> **Exercise instructions**: Return each line holding the string "name".

_____

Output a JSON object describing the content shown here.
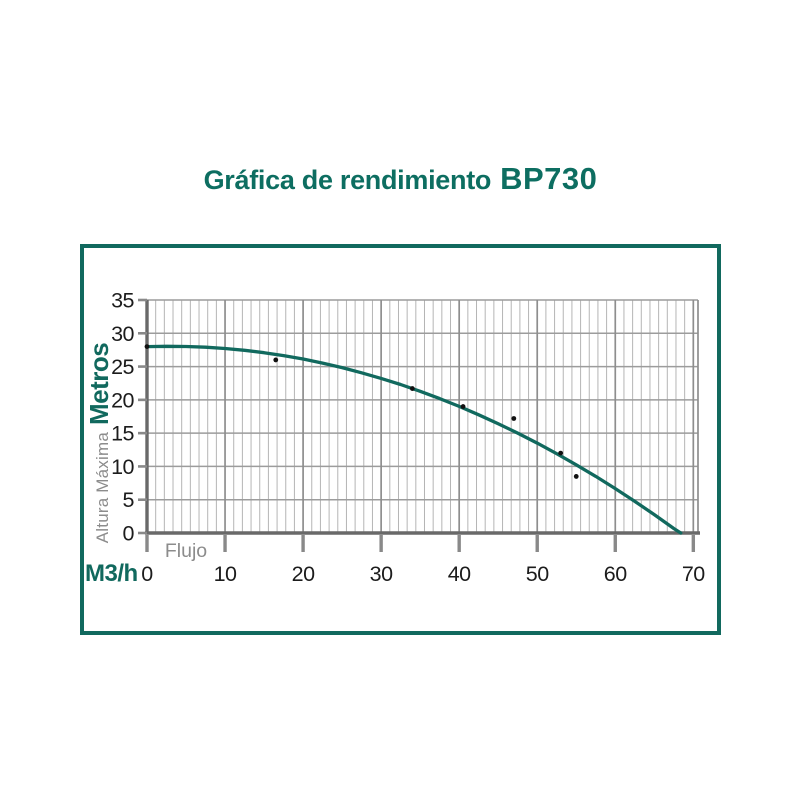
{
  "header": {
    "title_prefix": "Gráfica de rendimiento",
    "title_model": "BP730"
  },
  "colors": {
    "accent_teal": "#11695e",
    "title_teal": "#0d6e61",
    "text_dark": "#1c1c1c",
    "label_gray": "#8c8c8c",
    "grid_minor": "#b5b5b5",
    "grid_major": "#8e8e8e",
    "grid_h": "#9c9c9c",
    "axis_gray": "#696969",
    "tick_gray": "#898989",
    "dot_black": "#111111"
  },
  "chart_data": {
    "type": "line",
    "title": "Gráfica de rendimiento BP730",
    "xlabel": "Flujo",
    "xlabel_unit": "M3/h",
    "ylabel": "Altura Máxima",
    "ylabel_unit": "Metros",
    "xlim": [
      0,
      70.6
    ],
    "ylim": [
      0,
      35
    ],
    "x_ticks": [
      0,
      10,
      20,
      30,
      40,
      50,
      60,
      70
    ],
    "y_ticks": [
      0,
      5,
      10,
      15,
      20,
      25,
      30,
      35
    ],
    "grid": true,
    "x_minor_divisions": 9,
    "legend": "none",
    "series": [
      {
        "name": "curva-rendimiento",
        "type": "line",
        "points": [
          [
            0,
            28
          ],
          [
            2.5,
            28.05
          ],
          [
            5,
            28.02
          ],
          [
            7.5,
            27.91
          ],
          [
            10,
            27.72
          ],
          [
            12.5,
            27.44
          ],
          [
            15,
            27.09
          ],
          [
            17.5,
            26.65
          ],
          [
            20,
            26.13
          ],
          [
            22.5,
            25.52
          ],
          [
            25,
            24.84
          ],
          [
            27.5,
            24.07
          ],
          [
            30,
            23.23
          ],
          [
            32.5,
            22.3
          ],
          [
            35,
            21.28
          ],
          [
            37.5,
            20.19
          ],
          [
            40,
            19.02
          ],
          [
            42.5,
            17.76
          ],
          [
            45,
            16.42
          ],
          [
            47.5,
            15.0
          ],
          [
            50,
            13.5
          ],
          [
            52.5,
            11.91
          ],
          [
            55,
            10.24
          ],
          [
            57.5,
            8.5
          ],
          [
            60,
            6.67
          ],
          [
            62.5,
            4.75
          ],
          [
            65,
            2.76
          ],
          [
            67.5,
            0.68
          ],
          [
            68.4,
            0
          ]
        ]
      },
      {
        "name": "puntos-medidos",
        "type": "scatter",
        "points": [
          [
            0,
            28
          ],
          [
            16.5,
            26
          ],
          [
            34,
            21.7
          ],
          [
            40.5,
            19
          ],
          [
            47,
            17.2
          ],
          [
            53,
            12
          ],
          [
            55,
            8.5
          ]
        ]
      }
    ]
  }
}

_____

> **Task output**:
        "name": "curva-rendimiento",
        "name": "puntos-medidos",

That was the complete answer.